What is being asked:
The records that follow are to be repeated exactly, with the pictures removed.
============
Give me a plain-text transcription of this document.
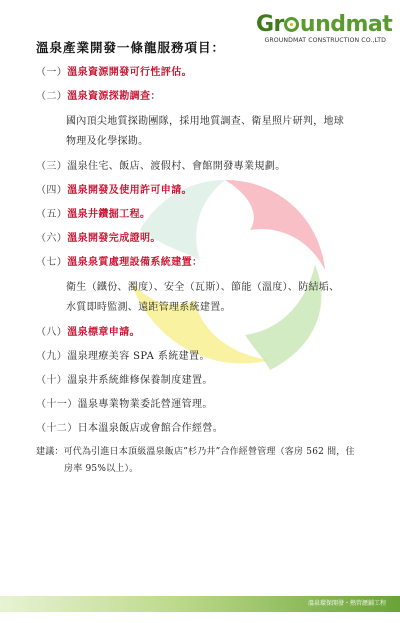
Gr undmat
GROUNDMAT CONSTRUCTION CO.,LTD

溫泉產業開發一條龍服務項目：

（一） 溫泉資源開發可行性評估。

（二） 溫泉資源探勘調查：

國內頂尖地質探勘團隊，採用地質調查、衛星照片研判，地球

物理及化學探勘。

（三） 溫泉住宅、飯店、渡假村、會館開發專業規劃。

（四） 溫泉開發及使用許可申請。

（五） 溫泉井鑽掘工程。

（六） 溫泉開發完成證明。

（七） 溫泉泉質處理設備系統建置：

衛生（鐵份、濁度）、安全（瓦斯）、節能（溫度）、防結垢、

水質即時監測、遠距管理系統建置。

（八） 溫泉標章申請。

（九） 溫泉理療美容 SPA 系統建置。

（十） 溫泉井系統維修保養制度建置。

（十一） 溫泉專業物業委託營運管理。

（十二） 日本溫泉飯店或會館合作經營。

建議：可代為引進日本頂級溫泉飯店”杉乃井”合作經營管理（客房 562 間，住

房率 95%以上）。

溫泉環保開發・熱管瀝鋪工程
============
Task response:
Give me a plain-text transcription of this document.
Gr undmat
GROUNDMAT CONSTRUCTION CO.,LTD

溫泉產業開發一條龍服務項目：

（一） 溫泉資源開發可行性評估。

（二） 溫泉資源探勘調查：

國內頂尖地質探勘團隊，採用地質調查、衛星照片研判，地球

物理及化學探勘。

（三） 溫泉住宅、飯店、渡假村、會館開發專業規劃。

（四） 溫泉開發及使用許可申請。

（五） 溫泉井鑽掘工程。

（六） 溫泉開發完成證明。

（七） 溫泉泉質處理設備系統建置：

衛生（鐵份、濁度）、安全（瓦斯）、節能（溫度）、防結垢、

水質即時監測、遠距管理系統建置。

（八） 溫泉標章申請。

（九） 溫泉理療美容 SPA 系統建置。

（十） 溫泉井系統維修保養制度建置。

（十一） 溫泉專業物業委託營運管理。

（十二） 日本溫泉飯店或會館合作經營。

建議：可代為引進日本頂級溫泉飯店”杉乃井”合作經營管理（客房 562 間，住

房率 95%以上）。

溫泉環保開發・熱管瀝鋪工程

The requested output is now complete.